- **The problem**: Work through the entries below and report how many lines include "Cozumel". The number alone is the answer.

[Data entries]
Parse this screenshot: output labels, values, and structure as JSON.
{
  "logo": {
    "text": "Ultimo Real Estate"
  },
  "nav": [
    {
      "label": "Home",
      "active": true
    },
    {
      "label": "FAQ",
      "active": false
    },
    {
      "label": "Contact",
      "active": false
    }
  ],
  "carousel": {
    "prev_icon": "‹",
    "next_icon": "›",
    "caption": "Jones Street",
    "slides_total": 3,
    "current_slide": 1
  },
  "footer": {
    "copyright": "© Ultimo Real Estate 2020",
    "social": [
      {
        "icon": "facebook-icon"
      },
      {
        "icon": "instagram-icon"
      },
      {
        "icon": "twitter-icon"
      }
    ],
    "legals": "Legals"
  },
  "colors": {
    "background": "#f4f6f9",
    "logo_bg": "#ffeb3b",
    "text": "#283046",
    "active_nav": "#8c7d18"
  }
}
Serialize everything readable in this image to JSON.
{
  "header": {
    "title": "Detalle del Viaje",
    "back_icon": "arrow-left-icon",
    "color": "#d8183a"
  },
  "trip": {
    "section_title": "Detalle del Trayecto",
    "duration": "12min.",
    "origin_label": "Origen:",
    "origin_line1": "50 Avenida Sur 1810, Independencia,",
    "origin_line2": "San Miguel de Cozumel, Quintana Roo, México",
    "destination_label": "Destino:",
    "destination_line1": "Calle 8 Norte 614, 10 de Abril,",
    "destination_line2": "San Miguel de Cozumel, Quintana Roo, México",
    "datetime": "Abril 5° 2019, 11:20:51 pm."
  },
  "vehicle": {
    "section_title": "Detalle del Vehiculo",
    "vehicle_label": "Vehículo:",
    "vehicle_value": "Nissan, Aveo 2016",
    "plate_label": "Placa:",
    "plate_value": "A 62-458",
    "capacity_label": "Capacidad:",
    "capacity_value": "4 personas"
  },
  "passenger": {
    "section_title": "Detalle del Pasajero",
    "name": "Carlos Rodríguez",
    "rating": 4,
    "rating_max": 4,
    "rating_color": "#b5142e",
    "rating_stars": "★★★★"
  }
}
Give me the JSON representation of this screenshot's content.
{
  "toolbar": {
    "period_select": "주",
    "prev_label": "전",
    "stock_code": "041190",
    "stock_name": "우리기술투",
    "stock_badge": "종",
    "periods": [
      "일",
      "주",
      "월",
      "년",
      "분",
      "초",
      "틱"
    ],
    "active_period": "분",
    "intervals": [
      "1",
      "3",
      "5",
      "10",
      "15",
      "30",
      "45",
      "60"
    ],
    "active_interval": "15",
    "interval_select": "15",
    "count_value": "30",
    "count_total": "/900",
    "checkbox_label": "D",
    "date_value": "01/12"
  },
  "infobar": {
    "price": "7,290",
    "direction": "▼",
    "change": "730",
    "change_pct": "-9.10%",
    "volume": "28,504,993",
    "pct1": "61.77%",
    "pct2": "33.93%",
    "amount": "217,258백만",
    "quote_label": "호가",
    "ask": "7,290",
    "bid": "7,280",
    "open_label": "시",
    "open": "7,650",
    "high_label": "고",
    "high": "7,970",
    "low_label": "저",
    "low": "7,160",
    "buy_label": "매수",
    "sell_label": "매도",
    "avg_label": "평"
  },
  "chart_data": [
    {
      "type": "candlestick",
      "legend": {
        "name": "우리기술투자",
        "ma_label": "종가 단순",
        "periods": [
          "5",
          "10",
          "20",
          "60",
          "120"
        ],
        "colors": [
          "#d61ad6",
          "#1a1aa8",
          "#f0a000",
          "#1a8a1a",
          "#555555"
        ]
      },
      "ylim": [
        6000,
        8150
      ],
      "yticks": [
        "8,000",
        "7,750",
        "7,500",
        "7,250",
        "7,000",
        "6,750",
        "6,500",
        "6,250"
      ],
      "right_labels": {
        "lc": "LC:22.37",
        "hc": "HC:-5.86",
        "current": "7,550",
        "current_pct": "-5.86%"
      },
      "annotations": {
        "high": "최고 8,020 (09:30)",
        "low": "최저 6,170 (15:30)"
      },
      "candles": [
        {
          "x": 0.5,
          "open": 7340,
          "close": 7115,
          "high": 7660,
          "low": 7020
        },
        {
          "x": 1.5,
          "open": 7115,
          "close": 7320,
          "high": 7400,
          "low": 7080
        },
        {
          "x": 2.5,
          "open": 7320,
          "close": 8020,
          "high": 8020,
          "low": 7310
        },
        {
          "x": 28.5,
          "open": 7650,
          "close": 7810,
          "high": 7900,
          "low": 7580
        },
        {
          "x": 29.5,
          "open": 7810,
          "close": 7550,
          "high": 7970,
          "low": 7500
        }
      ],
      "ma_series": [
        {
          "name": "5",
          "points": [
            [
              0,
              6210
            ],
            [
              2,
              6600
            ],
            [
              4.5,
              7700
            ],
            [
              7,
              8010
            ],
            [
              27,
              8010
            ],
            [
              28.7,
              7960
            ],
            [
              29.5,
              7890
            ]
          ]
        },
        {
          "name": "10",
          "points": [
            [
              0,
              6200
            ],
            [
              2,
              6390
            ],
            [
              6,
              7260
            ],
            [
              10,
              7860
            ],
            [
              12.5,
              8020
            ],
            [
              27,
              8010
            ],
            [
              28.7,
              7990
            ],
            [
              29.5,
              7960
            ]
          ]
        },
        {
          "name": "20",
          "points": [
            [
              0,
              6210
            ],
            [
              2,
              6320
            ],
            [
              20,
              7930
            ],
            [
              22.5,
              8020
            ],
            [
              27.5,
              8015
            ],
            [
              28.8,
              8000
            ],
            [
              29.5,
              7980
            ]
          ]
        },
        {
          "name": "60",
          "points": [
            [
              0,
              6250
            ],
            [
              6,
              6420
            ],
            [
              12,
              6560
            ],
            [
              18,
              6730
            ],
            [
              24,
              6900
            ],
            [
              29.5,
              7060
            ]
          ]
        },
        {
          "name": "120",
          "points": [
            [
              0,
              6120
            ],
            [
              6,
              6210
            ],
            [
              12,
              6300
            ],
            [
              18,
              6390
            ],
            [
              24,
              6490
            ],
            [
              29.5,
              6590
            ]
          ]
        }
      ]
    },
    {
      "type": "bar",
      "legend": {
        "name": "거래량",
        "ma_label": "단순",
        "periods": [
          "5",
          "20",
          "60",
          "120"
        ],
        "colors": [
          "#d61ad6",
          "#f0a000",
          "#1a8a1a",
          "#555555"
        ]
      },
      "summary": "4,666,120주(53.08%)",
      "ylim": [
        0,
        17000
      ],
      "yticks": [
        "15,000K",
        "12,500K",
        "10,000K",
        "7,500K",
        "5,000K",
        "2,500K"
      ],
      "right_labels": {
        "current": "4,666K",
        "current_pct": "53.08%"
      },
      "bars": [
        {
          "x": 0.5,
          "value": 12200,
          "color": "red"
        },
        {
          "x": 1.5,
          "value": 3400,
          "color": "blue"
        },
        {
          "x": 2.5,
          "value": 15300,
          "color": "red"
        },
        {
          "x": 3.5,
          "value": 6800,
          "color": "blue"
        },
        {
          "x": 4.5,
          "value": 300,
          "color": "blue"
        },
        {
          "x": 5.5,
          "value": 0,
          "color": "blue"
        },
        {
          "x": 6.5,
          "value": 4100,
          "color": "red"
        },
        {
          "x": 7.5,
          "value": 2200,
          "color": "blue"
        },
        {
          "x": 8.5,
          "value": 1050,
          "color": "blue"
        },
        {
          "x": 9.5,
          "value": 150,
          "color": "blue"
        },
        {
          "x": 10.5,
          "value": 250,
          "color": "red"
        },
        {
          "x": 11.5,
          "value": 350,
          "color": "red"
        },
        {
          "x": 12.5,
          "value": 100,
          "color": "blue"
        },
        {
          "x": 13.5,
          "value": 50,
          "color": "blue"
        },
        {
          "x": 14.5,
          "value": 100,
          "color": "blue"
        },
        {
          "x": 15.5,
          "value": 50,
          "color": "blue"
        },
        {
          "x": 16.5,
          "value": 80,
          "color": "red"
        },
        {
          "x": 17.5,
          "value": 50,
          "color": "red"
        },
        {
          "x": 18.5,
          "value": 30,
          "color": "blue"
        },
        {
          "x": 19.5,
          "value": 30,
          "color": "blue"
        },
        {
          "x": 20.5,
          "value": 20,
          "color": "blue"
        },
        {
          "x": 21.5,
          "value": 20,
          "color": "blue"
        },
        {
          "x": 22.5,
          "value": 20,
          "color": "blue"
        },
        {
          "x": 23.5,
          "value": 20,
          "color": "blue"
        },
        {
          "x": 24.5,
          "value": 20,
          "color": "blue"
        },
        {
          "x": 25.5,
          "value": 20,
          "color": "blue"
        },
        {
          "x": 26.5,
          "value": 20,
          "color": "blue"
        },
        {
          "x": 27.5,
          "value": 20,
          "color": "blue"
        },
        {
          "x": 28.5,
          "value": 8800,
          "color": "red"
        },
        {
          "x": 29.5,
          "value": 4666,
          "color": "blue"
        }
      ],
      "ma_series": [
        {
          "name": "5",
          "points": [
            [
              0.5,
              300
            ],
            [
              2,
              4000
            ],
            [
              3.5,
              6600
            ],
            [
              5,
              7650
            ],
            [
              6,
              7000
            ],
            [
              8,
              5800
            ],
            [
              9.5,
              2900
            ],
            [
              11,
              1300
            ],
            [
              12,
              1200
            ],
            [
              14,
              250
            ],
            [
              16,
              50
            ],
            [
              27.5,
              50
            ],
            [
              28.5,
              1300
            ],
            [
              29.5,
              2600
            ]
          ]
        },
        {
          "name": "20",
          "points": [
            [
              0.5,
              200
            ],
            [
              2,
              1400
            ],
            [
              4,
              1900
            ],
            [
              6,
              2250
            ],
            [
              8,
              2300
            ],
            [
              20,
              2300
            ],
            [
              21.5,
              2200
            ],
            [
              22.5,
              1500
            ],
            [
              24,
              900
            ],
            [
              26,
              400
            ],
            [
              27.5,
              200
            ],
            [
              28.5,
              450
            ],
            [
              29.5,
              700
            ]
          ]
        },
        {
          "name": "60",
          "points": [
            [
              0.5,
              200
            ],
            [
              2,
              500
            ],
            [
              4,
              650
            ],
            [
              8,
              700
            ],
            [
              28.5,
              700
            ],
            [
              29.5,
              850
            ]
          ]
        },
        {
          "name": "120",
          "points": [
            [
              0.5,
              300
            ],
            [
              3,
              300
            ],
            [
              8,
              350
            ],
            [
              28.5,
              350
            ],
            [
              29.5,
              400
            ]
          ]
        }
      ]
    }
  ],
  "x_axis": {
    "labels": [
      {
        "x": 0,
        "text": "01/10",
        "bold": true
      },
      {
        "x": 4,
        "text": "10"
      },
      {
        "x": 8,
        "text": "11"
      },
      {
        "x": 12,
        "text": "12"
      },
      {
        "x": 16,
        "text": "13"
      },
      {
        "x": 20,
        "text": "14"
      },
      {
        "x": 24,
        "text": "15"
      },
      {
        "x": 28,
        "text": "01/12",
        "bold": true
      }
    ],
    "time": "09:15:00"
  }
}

- **Response below**: 2